- **Consigne 1**: Relevez les quatre adjectifs qui suivent le vers « Que nous soyons ensemble » dans le poème cité par l'extrait sur Jésus et la femme syro-phénicienne.

- **Extrait**:
Car Jésus aussi – parfois – a besoin d’être sauvé, mais j’y reviendrai.

 

La deuxième raison qui me pousse, malgré tout, à me tourner vers le Christ, c’est qu’il est le Visage d’un Dieu qui se laisse toucher.

 

La Bible témoigne d’un Dieu qui s’inscrit dans l’histoire, un Dieu qui met les pieds dans la poussière de notre humanité : Dieu a visité son peuple(3) ! Nos ancêtres dans la foi sont ces hommes et ces femmes qui ont reconnu la présence de Dieu, même et surtout dans leurs faiblesses. Leur vie en a été consacrée d’un parfum de joie(4) – au prix de petits arrangements ou de hautes luttes. Car, il en a fallu, de la persévérance, à ces humains débrouillards, pour faire advenir la vie, pour maintenir leur nom, ou pour obtenir leur droit devant la communauté.

Je ne crois pas que le Dieu de la Bible soit là pour nous faire nous sentir mieux – mais au contraire, pour nous maintenir dans la vigilance. J’en suis persuadé : une religion dite biblique qui perd la mémoire de ces luttes n’est que psychédélisme. Dieu prend parti et nous donne de « croire en notre saison », pour reprendre les mots de la poétesse Andrée Chédid. J’en lis quelques vers :

Sachant qu'elle nous sera ôtée,

Je m'émerveille de croire en notre saison,

et que nos cœurs chaque fois

refusent l'ultime naufrage.

Que demain puisse compter,

Quand tout est abandon ;

Que nous soyons ensemble

Égarés et lucides,

Ardents et quotidiens,

Et que l'amour demeure après le discrédit(5)

La femme syro-phénicienne est de ceux, de celles qui croient en leur saison. Et Jésus est le visage d’un Dieu qui s’engage et qui est solidaire au point de se laisser toucher. Jésus ne nous parle pas d’un « Dieu au-dessus de Dieu», mais bien d’un Dieu qui prend parti.

 

Se laissant toucher, Jésus se laisse aussi convaincre, convertir par la femme, au point de s’exclamer : À cause de cette parole, va : le démon est sorti de ta fille.

Déplacé dans ses certitudes, Jésus entérine le fait que la femme avait en elle ce qu’il fallait de Vie, ce qu’il fallait d’onction pour porter la vie. Ce qui se passe ce jour-là, dans le territoire de Tyr, c’est que Jésus est évangélisé par la femme étrangère. Cette dernière, en réalité, est un Christ, une Christ pour l’homme Jésus.

Jésus se laisse toucher et c’est là sa force. Contrairement à certaines institutions qui s’arc-boutent sur l’idée que telle ou telle habitude ne saurait être révisée au risque de faire trembler les fondations du monde, Jésus élargit son programme. Tant et si bien qu’au chapitre suivant de l’évangile de Marc, toujours en terre étrangère, Jésus nourrit 4000 personnes dont le narrateur nous dit : ils mangèrent et furent rassasiés. L’abondante générosité s’était à nouveau manifestée.

- **Lignes issues d'un jeu de données de mise en page**:
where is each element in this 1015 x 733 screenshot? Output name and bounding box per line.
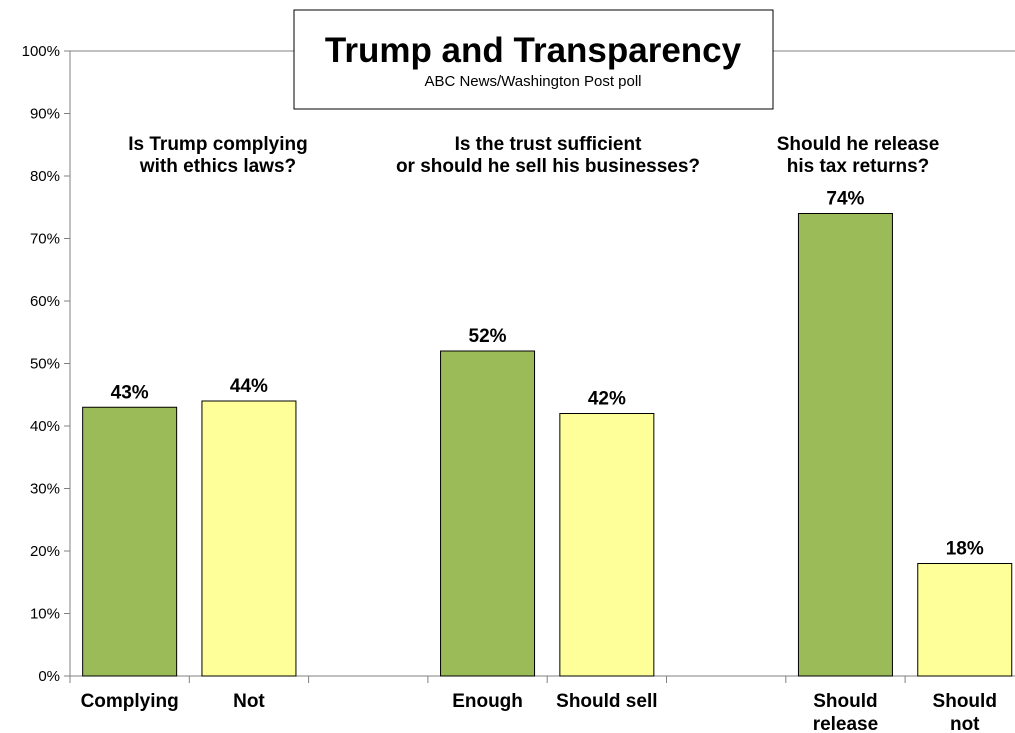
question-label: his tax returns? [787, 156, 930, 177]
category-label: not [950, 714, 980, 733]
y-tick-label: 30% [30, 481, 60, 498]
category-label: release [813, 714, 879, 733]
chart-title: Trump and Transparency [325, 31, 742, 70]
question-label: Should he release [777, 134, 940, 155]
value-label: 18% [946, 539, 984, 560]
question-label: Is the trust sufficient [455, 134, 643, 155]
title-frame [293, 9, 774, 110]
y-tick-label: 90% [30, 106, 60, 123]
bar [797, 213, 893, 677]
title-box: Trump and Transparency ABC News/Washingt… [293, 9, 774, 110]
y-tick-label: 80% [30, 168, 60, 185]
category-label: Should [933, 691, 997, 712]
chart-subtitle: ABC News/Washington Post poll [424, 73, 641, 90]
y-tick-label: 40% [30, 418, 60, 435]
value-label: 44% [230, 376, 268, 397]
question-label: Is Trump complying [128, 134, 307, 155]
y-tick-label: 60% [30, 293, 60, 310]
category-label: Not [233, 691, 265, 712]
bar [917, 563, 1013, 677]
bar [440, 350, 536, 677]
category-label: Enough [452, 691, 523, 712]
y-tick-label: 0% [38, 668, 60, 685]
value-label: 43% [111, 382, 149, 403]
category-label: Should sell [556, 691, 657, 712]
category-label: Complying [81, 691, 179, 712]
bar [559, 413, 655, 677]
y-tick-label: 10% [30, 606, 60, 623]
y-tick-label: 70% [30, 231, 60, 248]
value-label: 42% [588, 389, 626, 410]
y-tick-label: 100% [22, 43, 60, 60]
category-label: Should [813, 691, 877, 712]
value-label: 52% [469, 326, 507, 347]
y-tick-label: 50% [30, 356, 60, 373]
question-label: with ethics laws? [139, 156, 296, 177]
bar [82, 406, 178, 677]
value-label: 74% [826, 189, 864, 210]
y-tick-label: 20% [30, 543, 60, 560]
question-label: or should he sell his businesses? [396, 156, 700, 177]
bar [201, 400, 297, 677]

---

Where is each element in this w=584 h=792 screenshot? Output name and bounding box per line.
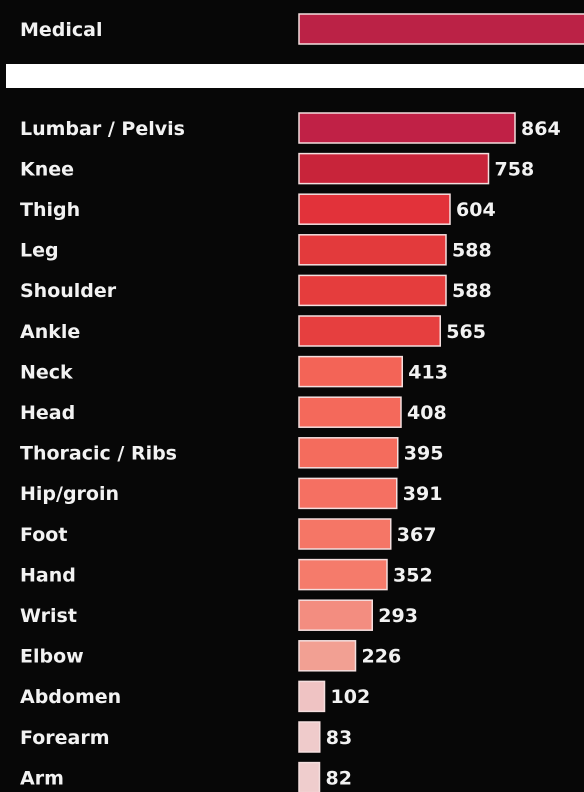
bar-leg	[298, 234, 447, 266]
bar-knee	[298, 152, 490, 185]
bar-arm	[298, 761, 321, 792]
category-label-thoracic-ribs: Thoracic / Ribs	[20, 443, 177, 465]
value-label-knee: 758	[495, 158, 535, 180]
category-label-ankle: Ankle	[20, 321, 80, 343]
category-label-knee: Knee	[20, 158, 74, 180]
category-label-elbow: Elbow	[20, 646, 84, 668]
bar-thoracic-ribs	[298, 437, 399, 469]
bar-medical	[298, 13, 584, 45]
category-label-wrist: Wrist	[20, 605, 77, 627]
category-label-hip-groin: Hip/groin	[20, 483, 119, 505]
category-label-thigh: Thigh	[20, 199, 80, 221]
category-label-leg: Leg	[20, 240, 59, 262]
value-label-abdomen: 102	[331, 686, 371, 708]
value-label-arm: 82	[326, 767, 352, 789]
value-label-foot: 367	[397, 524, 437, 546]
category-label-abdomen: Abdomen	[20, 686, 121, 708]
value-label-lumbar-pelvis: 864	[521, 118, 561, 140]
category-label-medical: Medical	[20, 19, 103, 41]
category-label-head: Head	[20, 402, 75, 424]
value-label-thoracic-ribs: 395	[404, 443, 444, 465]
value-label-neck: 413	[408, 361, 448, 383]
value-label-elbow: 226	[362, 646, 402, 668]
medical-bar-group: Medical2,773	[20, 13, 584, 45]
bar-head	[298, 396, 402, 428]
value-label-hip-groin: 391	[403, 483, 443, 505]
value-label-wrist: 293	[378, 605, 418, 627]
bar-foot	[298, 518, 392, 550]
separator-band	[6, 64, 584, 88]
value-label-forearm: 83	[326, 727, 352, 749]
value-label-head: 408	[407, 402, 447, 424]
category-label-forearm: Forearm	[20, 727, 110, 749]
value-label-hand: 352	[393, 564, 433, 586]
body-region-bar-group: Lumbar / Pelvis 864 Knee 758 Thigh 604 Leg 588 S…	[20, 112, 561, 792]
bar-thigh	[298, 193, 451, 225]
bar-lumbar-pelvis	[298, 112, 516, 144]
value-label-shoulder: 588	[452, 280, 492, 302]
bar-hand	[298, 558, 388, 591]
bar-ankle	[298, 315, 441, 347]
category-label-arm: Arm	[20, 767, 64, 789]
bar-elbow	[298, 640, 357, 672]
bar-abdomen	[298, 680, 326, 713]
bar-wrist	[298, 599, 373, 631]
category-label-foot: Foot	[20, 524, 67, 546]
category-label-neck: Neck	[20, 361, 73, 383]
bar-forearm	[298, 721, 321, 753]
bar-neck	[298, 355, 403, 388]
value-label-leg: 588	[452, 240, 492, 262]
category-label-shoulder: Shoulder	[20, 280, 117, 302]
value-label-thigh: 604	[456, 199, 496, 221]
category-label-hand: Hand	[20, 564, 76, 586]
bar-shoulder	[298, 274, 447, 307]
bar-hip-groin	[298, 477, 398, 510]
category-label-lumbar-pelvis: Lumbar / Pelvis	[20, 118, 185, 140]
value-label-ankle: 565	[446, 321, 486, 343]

- **Consigne 2**: Dans les entrées, renommez « y-tick-label » en « y-axis-label » sur le passage qui va de la ligne contenant « question-label: his tax » jusqu'à la ligne contenant « category-label: Should [933, 691, 997, 712] », ces deux lignes comprises. Redonnez seulement ces lignes, sans rien changer d'autre.

- **Réponse attendue 1**: Égarés, lucides, Ardents, quotidiens

- **Réponse attendue 2**:
question-label: his tax returns? [787, 156, 930, 177]
category-label: not [950, 714, 980, 733]
y-axis-label: 30% [30, 481, 60, 498]
category-label: release [813, 714, 879, 733]
chart-title: Trump and Transparency [325, 31, 742, 70]
question-label: Should he release [777, 134, 940, 155]
value-label: 18% [946, 539, 984, 560]
question-label: Is the trust sufficient [455, 134, 643, 155]
title-frame [293, 9, 774, 110]
y-axis-label: 90% [30, 106, 60, 123]
bar [797, 213, 893, 677]
title-box: Trump and Transparency ABC News/Washingt… [293, 9, 774, 110]
y-axis-label: 80% [30, 168, 60, 185]
category-label: Should [933, 691, 997, 712]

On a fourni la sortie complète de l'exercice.